■ STATED EXERCISE
Rewrite the records from their start through the line containing "y-left-tick-label: 190 [108, 960, 189, 1014]", replacing "x-drag-point" with "x-drag-marker" and leaving everything else unchanged.

■ DATA IN THIS EXERCISE
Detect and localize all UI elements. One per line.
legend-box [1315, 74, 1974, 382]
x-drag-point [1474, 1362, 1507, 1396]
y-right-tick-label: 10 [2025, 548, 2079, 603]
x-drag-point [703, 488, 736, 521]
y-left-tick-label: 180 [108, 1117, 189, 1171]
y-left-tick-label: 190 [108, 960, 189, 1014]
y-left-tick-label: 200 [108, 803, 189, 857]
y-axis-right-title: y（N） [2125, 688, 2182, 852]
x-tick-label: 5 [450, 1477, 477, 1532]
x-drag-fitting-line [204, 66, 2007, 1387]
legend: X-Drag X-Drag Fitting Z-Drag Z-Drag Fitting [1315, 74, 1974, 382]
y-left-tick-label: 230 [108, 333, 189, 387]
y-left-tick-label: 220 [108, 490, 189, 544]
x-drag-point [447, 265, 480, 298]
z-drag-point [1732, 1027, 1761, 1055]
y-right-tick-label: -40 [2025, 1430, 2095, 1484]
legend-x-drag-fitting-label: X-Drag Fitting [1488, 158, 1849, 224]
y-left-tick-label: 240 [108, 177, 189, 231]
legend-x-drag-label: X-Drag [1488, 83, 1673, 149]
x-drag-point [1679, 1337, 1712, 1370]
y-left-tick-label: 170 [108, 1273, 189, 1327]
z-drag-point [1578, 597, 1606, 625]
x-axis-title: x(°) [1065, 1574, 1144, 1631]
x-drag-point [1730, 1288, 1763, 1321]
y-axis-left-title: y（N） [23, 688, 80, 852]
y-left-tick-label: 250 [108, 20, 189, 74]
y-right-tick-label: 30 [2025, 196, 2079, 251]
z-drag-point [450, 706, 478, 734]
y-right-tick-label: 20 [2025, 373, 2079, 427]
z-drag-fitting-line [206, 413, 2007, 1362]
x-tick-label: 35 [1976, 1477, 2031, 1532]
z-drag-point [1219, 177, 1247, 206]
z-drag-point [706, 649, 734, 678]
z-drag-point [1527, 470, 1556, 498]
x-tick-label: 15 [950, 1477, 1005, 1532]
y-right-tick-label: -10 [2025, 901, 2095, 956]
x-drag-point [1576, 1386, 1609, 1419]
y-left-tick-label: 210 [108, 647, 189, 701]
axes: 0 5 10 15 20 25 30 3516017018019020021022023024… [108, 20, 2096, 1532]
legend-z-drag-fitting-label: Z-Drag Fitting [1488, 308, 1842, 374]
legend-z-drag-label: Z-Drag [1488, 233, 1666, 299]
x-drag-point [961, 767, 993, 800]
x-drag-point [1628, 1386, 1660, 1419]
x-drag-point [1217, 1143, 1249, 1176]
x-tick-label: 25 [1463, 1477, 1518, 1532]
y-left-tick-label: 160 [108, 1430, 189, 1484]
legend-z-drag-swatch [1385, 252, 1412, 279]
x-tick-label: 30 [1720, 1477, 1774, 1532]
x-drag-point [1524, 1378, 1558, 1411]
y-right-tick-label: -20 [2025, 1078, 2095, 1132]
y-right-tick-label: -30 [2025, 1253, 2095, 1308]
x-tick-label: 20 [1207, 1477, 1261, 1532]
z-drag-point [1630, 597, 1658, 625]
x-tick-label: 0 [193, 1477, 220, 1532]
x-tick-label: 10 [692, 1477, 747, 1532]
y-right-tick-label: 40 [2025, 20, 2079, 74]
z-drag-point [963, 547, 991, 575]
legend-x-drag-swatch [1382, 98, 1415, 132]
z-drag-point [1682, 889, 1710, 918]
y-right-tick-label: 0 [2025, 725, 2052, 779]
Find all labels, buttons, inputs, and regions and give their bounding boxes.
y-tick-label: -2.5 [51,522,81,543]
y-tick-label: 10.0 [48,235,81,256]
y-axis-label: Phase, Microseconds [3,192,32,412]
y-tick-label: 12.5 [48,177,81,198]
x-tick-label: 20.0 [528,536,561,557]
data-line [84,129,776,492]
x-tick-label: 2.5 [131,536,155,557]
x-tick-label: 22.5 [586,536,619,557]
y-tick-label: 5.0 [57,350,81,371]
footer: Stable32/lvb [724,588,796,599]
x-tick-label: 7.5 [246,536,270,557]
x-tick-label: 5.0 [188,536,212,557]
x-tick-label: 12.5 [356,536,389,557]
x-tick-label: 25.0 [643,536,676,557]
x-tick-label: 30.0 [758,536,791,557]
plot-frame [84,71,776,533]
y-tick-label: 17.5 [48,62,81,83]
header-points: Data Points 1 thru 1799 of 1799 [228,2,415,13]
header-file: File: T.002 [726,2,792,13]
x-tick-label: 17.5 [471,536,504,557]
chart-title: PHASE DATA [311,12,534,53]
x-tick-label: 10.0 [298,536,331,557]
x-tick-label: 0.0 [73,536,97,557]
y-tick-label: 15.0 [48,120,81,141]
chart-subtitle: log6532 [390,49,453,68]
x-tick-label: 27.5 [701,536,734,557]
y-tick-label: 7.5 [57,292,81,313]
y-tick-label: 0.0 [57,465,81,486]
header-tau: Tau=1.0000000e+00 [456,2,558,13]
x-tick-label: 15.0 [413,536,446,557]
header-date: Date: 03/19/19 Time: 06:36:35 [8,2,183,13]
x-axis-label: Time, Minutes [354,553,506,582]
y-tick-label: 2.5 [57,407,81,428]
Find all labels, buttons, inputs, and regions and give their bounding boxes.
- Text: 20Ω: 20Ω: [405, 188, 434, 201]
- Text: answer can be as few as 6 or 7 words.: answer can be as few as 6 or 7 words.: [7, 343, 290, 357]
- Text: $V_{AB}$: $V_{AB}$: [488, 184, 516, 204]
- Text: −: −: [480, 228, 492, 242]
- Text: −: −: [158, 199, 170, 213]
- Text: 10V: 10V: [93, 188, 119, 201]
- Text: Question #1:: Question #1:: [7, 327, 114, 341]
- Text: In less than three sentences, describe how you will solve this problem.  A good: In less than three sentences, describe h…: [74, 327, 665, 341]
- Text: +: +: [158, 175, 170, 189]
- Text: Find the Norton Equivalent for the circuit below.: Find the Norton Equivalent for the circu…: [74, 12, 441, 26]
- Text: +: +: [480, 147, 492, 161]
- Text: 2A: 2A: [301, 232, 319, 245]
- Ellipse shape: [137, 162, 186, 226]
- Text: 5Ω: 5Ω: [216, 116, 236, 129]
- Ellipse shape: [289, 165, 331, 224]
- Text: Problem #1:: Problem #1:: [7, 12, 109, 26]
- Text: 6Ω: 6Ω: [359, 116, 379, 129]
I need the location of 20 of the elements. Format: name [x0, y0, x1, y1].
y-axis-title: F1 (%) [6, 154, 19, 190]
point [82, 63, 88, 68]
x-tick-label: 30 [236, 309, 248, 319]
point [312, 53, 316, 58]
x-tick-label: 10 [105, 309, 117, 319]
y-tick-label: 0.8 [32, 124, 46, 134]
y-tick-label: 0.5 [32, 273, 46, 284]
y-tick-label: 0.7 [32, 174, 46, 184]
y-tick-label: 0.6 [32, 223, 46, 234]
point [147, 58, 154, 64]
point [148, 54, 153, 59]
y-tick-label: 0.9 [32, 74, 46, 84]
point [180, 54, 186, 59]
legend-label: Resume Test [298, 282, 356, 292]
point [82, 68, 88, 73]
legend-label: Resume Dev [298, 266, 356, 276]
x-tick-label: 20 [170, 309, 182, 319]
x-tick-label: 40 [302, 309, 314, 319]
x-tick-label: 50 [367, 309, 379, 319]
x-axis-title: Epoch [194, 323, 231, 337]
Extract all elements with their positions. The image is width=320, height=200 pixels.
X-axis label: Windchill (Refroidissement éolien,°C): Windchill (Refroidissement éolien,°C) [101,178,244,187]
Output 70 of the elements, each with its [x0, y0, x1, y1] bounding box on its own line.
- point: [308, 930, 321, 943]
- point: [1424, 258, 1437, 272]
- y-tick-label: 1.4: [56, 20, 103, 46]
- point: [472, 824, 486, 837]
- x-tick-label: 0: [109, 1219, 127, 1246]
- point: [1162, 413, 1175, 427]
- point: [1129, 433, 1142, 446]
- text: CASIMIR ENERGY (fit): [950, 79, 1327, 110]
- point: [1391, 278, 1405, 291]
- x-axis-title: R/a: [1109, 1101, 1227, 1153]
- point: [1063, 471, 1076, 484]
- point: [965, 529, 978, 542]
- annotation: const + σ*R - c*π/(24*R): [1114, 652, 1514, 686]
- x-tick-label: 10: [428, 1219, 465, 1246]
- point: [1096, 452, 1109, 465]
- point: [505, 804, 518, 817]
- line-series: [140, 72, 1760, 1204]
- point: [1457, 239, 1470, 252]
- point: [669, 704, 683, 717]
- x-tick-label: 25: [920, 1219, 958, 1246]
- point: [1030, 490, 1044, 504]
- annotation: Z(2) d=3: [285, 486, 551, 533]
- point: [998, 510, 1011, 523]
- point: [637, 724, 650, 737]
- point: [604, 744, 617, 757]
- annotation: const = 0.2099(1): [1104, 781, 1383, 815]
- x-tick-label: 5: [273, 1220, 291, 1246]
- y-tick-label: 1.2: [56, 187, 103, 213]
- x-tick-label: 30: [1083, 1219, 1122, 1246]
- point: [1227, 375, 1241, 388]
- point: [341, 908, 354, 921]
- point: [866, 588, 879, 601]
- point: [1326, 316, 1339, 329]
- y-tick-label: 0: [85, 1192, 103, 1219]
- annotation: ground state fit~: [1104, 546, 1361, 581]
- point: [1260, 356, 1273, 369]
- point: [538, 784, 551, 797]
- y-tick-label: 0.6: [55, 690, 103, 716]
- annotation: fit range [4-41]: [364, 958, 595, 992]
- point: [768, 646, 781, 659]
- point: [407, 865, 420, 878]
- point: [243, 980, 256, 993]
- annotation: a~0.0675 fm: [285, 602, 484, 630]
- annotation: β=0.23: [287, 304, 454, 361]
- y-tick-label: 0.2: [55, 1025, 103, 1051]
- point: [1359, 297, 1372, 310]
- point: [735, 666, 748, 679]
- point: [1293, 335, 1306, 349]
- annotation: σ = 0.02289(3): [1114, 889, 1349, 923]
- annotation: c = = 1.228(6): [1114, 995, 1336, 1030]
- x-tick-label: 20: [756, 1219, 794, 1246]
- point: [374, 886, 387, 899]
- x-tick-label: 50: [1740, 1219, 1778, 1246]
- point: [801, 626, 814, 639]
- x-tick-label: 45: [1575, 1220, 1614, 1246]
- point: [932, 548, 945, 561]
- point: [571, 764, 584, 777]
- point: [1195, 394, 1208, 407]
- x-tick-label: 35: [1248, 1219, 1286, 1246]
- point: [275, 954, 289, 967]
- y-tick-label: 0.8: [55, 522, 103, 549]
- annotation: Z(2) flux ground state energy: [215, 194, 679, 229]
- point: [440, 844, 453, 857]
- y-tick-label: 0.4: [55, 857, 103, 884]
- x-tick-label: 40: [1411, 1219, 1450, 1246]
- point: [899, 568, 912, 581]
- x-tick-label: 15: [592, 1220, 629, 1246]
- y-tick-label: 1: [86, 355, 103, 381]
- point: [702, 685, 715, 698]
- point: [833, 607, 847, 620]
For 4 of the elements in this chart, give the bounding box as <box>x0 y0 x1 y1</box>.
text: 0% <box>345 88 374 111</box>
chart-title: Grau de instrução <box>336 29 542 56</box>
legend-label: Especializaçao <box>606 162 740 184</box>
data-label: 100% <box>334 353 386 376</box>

■ CORRECT OUTPUT
Detect and localize all UI elements. One per line.
legend-box [1315, 74, 1974, 382]
x-drag-marker [1474, 1362, 1507, 1396]
y-right-tick-label: 10 [2025, 548, 2079, 603]
x-drag-marker [703, 488, 736, 521]
y-left-tick-label: 180 [108, 1117, 189, 1171]
y-left-tick-label: 190 [108, 960, 189, 1014]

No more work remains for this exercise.